DIRECTIONS FOR THIS TASK:
Locate every line that holds the string "Apply" and copy it.

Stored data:
::::::::

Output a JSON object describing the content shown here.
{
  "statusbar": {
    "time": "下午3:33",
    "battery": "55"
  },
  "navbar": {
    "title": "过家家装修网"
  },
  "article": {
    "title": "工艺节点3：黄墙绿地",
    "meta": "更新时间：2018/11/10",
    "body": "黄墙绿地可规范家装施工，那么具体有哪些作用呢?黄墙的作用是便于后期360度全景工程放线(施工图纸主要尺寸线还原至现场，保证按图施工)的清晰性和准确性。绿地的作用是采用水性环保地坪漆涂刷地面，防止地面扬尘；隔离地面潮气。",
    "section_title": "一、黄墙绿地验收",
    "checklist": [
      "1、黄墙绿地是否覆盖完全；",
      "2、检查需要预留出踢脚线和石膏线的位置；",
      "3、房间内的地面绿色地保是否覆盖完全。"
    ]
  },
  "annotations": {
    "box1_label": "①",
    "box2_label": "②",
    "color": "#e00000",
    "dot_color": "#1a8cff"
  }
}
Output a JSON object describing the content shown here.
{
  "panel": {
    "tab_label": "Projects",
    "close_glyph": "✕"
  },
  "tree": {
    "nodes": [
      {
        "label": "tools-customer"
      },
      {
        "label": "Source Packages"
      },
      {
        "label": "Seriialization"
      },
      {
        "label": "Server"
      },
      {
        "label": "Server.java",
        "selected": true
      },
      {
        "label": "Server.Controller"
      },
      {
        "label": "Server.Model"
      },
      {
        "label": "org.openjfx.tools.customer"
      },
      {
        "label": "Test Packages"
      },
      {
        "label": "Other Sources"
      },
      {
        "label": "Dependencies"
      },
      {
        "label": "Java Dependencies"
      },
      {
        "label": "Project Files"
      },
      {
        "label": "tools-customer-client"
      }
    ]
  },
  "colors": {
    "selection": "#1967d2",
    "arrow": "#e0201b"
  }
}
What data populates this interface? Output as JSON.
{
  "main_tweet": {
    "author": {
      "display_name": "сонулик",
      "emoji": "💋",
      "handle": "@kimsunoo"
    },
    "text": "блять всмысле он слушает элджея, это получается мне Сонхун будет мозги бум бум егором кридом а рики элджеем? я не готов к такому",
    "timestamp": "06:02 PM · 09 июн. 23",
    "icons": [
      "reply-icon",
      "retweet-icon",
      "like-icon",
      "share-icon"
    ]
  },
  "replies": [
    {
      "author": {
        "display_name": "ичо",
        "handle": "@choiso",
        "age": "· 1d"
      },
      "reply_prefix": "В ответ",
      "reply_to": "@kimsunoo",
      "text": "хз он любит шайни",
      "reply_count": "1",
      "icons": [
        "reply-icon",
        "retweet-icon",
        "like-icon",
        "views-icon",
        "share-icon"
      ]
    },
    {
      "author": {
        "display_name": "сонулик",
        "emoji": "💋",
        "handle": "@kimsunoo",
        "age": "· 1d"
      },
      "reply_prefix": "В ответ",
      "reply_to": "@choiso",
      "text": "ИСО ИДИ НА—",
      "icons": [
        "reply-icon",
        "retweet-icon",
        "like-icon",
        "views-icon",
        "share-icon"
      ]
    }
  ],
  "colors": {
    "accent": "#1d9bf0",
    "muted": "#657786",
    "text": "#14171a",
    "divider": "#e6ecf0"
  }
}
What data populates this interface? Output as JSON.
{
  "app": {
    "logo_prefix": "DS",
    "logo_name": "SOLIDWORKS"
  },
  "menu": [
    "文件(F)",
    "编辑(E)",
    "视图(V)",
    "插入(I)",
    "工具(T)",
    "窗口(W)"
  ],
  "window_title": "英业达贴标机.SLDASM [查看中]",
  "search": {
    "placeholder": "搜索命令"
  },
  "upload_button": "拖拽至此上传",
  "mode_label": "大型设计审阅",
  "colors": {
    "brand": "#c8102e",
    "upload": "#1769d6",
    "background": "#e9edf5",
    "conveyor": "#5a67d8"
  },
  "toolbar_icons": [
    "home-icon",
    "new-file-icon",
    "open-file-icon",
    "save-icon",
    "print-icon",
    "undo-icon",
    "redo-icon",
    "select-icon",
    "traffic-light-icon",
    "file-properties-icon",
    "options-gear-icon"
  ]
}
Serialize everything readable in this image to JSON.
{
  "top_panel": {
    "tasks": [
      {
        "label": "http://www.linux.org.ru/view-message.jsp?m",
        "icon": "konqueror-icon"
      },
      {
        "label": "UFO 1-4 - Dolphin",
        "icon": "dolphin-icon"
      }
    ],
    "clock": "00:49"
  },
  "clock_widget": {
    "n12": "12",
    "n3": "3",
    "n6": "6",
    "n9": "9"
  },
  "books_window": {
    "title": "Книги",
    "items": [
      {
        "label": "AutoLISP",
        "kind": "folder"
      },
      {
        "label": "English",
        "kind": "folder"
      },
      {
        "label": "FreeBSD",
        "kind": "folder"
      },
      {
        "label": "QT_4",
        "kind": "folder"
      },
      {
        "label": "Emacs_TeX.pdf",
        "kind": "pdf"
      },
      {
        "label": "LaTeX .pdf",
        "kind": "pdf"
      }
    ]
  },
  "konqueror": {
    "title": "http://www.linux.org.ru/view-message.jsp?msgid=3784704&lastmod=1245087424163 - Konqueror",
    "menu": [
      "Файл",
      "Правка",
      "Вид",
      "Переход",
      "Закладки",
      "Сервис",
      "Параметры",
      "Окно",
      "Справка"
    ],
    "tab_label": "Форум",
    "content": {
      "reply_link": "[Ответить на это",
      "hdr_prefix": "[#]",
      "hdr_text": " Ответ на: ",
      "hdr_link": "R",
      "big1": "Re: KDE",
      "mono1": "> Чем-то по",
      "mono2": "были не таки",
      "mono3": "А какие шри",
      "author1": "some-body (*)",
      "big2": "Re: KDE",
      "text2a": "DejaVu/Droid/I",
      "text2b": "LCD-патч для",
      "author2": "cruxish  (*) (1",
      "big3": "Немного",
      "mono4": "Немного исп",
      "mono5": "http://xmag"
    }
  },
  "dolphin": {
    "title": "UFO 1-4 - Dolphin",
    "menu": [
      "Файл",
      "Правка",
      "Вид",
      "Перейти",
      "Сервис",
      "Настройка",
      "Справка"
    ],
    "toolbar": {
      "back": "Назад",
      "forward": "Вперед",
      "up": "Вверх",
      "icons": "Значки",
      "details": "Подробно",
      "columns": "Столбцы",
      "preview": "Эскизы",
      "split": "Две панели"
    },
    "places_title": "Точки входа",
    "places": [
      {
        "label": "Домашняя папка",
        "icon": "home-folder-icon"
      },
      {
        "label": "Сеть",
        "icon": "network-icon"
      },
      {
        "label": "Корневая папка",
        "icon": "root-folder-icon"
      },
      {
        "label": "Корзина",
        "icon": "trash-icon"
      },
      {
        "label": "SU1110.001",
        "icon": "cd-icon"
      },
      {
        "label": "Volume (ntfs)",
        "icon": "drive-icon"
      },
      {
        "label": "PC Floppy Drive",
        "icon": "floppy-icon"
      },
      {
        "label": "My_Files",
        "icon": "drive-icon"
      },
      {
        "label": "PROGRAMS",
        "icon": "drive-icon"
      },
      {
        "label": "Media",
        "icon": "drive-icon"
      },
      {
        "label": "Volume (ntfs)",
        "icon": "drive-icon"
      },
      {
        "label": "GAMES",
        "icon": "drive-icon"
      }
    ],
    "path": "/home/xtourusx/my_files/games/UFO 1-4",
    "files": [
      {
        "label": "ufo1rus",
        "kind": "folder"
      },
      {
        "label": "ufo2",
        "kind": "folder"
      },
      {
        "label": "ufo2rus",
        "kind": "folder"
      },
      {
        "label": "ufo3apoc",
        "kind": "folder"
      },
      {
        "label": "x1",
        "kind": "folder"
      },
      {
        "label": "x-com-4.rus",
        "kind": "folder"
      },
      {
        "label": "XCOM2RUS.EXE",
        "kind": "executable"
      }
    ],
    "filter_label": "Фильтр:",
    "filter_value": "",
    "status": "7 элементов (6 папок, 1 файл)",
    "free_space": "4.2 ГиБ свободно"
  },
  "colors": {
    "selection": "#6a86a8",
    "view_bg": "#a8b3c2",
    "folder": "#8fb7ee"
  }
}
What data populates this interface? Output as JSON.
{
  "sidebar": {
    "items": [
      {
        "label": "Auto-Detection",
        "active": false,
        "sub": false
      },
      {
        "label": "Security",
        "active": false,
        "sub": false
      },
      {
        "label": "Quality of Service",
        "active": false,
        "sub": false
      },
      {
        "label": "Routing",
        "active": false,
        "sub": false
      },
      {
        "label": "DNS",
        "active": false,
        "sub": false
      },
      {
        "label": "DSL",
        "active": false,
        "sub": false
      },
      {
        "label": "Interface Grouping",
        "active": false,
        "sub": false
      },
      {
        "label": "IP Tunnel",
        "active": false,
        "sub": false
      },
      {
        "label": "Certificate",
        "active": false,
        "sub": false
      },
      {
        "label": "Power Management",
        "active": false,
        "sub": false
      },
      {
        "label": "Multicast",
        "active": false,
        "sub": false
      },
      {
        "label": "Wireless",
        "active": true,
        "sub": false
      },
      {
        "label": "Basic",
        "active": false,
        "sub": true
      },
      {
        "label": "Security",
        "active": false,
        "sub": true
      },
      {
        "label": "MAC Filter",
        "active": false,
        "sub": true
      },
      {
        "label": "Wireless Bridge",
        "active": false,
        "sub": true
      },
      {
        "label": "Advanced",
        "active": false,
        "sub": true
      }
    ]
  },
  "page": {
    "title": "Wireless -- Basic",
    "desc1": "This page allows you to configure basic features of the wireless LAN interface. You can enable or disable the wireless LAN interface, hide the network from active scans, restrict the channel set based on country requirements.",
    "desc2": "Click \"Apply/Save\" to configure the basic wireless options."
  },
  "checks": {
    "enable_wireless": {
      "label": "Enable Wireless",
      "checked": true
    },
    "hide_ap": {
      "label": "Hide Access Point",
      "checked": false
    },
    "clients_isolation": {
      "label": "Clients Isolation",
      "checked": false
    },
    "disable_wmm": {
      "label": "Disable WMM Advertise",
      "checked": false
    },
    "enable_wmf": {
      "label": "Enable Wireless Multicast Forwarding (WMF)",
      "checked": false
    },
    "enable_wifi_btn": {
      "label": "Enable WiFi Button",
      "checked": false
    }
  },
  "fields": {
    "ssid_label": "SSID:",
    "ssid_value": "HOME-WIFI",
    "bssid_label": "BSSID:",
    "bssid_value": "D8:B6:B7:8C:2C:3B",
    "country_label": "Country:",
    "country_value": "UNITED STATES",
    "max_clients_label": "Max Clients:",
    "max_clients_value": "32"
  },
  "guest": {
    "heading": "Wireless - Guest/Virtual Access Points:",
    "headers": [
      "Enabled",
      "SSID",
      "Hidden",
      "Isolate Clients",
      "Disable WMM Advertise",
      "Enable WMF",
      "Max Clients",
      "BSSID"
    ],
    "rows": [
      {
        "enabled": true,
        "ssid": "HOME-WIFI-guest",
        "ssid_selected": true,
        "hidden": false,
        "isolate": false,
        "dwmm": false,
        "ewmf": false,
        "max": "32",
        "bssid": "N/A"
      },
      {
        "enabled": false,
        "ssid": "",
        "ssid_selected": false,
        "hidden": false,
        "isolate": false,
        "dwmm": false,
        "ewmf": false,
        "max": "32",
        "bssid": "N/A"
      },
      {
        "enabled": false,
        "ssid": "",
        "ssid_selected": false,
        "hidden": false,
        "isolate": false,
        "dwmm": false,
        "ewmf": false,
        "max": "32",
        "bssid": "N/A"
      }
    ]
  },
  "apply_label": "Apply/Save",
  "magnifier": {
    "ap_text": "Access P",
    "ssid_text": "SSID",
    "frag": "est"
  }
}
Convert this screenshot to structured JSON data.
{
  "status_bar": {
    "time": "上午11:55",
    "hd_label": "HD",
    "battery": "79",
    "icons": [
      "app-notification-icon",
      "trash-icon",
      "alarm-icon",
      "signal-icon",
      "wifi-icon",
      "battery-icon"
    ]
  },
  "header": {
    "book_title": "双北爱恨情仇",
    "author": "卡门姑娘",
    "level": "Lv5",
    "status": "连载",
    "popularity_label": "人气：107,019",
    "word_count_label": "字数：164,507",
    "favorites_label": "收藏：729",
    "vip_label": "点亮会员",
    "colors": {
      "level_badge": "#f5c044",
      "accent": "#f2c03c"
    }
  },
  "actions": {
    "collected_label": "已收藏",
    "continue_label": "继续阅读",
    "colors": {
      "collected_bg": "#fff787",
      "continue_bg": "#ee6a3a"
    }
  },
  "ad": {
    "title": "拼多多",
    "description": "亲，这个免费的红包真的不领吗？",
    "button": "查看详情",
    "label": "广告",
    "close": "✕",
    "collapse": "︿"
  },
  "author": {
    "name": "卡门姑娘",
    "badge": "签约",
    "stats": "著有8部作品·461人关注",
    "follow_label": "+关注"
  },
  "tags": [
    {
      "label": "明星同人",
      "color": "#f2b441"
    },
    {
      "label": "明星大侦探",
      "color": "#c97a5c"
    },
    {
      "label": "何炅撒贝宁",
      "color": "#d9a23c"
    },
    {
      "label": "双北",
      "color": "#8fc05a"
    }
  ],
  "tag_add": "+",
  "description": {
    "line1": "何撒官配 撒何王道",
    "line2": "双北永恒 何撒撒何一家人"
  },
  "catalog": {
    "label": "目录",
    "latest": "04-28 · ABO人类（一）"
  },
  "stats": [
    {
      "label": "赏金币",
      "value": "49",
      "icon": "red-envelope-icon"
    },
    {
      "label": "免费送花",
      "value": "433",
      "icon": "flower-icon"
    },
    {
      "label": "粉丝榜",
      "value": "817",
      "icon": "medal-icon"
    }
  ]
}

::::::::

RESPONSE TO THE TASK:
    "desc2": "Click \"Apply/Save\" to configure the basic wireless options."
  "apply_label": "Apply/Save",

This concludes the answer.